Saved data entries:
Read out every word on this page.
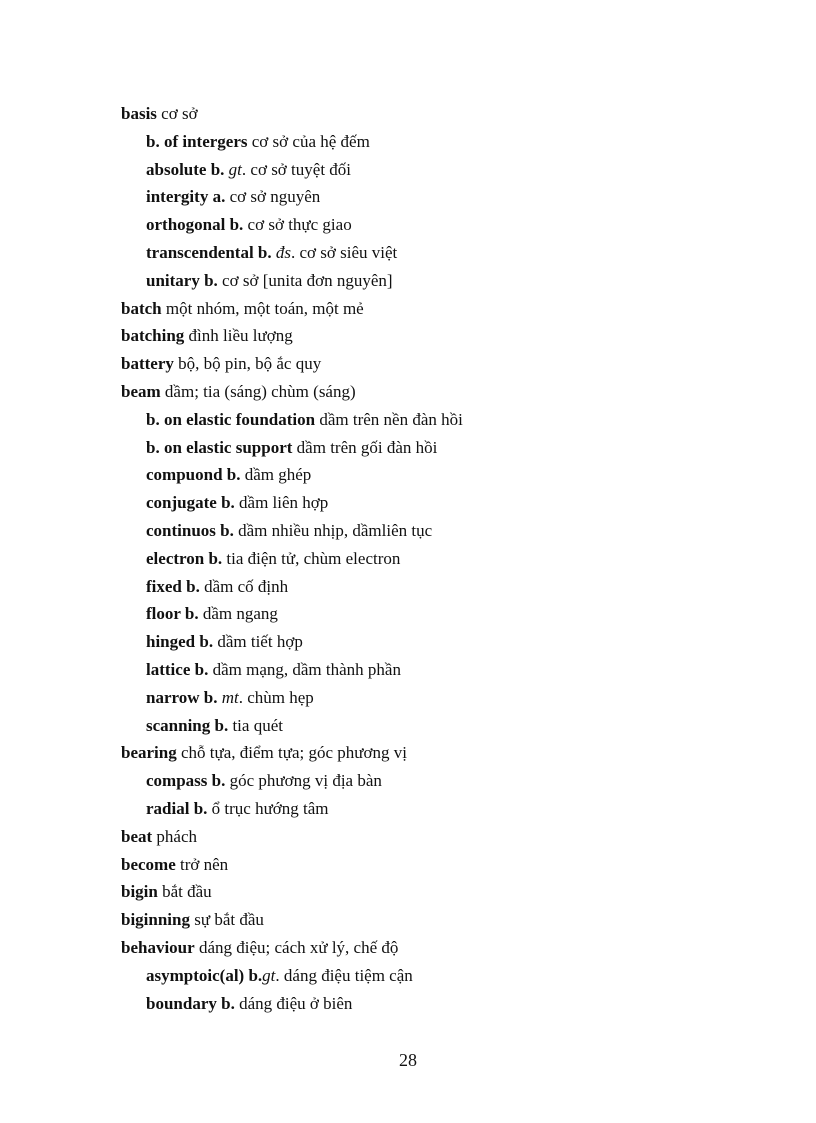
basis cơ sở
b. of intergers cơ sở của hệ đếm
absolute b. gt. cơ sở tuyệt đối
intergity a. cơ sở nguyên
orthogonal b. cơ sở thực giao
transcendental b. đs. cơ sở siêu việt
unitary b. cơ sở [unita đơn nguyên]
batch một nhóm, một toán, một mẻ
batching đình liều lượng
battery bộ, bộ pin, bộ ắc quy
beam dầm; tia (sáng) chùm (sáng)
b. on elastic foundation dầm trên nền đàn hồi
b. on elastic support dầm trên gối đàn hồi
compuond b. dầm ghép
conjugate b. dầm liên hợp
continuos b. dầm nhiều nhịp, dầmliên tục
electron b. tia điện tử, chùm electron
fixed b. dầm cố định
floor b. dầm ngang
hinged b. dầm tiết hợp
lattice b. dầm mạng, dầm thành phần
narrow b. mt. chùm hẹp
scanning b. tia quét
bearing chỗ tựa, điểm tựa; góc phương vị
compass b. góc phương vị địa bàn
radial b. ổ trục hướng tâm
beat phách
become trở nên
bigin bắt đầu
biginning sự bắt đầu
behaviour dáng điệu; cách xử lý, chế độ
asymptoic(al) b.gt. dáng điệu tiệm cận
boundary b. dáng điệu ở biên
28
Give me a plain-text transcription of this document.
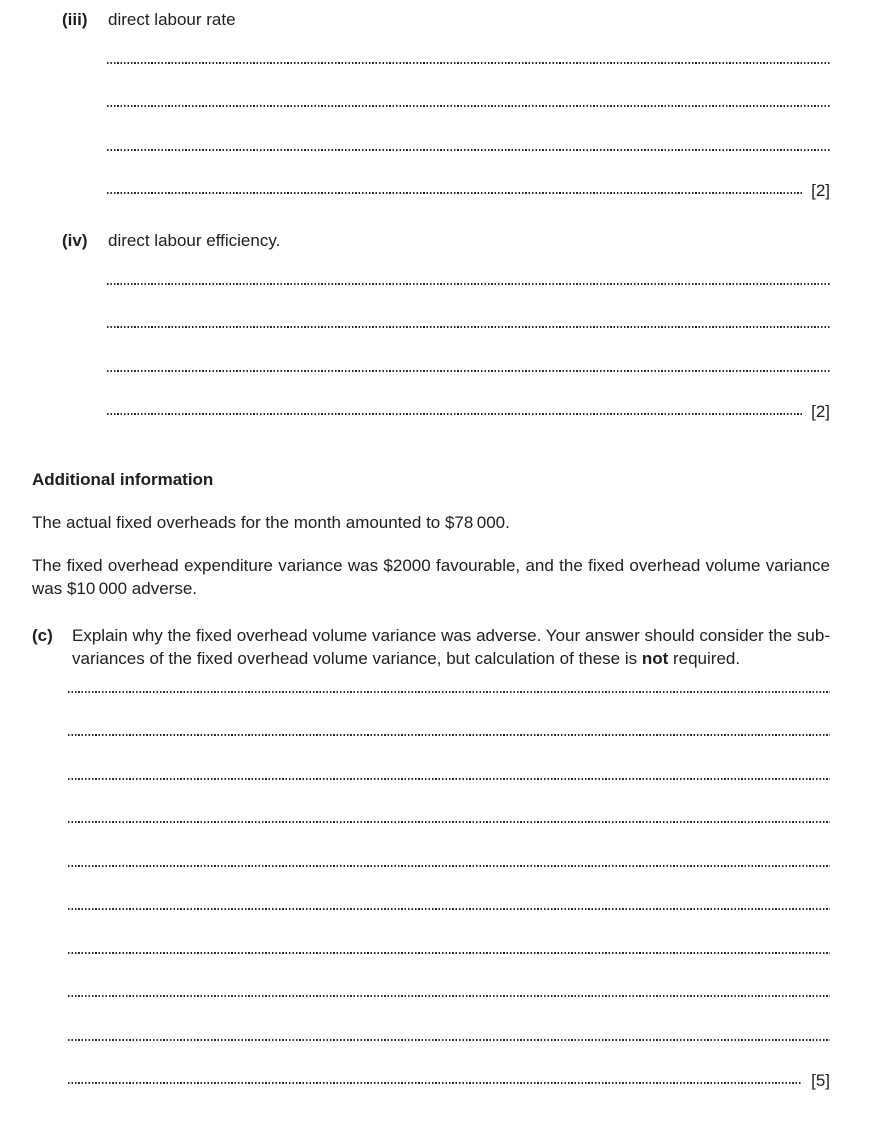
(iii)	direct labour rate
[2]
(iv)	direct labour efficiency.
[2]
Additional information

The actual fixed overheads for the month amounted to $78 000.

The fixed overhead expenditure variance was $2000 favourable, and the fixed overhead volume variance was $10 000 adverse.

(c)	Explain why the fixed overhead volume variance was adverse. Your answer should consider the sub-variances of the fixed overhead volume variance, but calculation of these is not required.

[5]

Exercise aim: Beginning at the line that contains "Give me a plain-text", copy each remaining line of the records exactly, through the final one. Omit the pictures.

Solution:
Give me a plain-text transcription of this document.
(iii)	direct labour rate
[2]
(iv)	direct labour efficiency.
[2]
Additional information

The actual fixed overheads for the month amounted to $78 000.

The fixed overhead expenditure variance was $2000 favourable, and the fixed overhead volume variance was $10 000 adverse.

(c)	Explain why the fixed overhead volume variance was adverse. Your answer should consider the sub-variances of the fixed overhead volume variance, but calculation of these is not required.

[5]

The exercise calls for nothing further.